Transcribe all the records with complete accuracy.

Collection entries
-=-=-=-=-

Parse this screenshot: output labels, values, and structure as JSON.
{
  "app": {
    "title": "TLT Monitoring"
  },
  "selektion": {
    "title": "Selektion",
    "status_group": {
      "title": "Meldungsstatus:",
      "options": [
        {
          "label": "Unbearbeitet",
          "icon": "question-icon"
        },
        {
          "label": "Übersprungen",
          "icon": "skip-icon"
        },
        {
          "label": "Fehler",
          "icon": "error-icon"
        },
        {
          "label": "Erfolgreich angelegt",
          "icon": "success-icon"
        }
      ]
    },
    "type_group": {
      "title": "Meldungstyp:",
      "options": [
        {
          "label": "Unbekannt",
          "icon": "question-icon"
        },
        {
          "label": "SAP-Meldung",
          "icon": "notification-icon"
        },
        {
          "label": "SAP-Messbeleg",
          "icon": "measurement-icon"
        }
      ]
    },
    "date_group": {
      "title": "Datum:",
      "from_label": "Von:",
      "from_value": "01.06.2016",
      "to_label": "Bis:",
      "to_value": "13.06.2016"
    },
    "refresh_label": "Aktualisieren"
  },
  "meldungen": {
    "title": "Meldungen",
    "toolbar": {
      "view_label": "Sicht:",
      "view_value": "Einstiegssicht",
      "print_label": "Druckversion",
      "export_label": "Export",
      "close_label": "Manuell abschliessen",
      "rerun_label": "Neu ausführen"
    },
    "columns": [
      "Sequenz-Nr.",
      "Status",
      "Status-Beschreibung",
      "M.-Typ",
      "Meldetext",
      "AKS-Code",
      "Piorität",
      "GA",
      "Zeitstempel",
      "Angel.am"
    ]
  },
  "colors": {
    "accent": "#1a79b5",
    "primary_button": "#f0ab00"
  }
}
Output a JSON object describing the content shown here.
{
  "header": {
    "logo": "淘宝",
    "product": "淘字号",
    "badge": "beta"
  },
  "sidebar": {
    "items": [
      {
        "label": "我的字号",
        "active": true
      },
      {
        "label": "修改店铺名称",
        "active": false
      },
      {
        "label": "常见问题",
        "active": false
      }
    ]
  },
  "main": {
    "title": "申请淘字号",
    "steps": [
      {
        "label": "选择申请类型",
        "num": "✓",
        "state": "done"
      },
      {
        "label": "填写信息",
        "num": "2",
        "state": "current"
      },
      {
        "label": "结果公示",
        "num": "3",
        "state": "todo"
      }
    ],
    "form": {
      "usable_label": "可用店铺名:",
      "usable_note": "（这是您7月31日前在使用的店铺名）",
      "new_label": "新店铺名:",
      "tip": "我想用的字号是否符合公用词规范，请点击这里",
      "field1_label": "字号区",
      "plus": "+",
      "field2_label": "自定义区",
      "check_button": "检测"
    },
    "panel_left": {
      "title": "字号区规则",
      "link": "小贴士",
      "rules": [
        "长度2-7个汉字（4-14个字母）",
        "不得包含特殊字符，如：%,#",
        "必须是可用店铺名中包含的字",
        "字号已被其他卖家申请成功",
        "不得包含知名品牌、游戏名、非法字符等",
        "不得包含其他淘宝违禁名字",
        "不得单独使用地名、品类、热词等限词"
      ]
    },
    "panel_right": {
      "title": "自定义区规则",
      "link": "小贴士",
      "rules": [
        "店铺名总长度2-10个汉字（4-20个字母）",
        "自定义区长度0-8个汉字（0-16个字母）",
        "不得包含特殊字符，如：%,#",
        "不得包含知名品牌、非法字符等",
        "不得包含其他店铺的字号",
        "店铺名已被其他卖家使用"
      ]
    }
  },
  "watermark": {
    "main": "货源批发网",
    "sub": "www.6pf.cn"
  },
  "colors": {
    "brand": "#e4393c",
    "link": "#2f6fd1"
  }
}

-=-=-=-=-

## RESULT BELOW
Parse this screenshot: output labels, values, and structure as JSON.
{
  "app": {
    "title": "TLT Monitoring"
  },
  "selektion": {
    "title": "Selektion",
    "status_group": {
      "title": "Meldungsstatus:",
      "options": [
        {
          "label": "Unbearbeitet",
          "icon": "question-icon"
        },
        {
          "label": "Übersprungen",
          "icon": "skip-icon"
        },
        {
          "label": "Fehler",
          "icon": "error-icon"
        },
        {
          "label": "Erfolgreich angelegt",
          "icon": "success-icon"
        }
      ]
    },
    "type_group": {
      "title": "Meldungstyp:",
      "options": [
        {
          "label": "Unbekannt",
          "icon": "question-icon"
        },
        {
          "label": "SAP-Meldung",
          "icon": "notification-icon"
        },
        {
          "label": "SAP-Messbeleg",
          "icon": "measurement-icon"
        }
      ]
    },
    "date_group": {
      "title": "Datum:",
      "from_label": "Von:",
      "from_value": "01.06.2016",
      "to_label": "Bis:",
      "to_value": "13.06.2016"
    },
    "refresh_label": "Aktualisieren"
  },
  "meldungen": {
    "title": "Meldungen",
    "toolbar": {
      "view_label": "Sicht:",
      "view_value": "Einstiegssicht",
      "print_label": "Druckversion",
      "export_label": "Export",
      "close_label": "Manuell abschliessen",
      "rerun_label": "Neu ausführen"
    },
    "columns": [
      "Sequenz-Nr.",
      "Status",
      "Status-Beschreibung",
      "M.-Typ",
      "Meldetext",
      "AKS-Code",
      "Piorität",
      "GA",
      "Zeitstempel",
      "Angel.am"
    ]
  },
  "colors": {
    "accent": "#1a79b5",
    "primary_button": "#f0ab00"
  }
}
Output a JSON object describing the content shown here.
{
  "header": {
    "logo": "淘宝",
    "product": "淘字号",
    "badge": "beta"
  },
  "sidebar": {
    "items": [
      {
        "label": "我的字号",
        "active": true
      },
      {
        "label": "修改店铺名称",
        "active": false
      },
      {
        "label": "常见问题",
        "active": false
      }
    ]
  },
  "main": {
    "title": "申请淘字号",
    "steps": [
      {
        "label": "选择申请类型",
        "num": "✓",
        "state": "done"
      },
      {
        "label": "填写信息",
        "num": "2",
        "state": "current"
      },
      {
        "label": "结果公示",
        "num": "3",
        "state": "todo"
      }
    ],
    "form": {
      "usable_label": "可用店铺名:",
      "usable_note": "（这是您7月31日前在使用的店铺名）",
      "new_label": "新店铺名:",
      "tip": "我想用的字号是否符合公用词规范，请点击这里",
      "field1_label": "字号区",
      "plus": "+",
      "field2_label": "自定义区",
      "check_button": "检测"
    },
    "panel_left": {
      "title": "字号区规则",
      "link": "小贴士",
      "rules": [
        "长度2-7个汉字（4-14个字母）",
        "不得包含特殊字符，如：%,#",
        "必须是可用店铺名中包含的字",
        "字号已被其他卖家申请成功",
        "不得包含知名品牌、游戏名、非法字符等",
        "不得包含其他淘宝违禁名字",
        "不得单独使用地名、品类、热词等限词"
      ]
    },
    "panel_right": {
      "title": "自定义区规则",
      "link": "小贴士",
      "rules": [
        "店铺名总长度2-10个汉字（4-20个字母）",
        "自定义区长度0-8个汉字（0-16个字母）",
        "不得包含特殊字符，如：%,#",
        "不得包含知名品牌、非法字符等",
        "不得包含其他店铺的字号",
        "店铺名已被其他卖家使用"
      ]
    }
  },
  "watermark": {
    "main": "货源批发网",
    "sub": "www.6pf.cn"
  },
  "colors": {
    "brand": "#e4393c",
    "link": "#2f6fd1"
  }
}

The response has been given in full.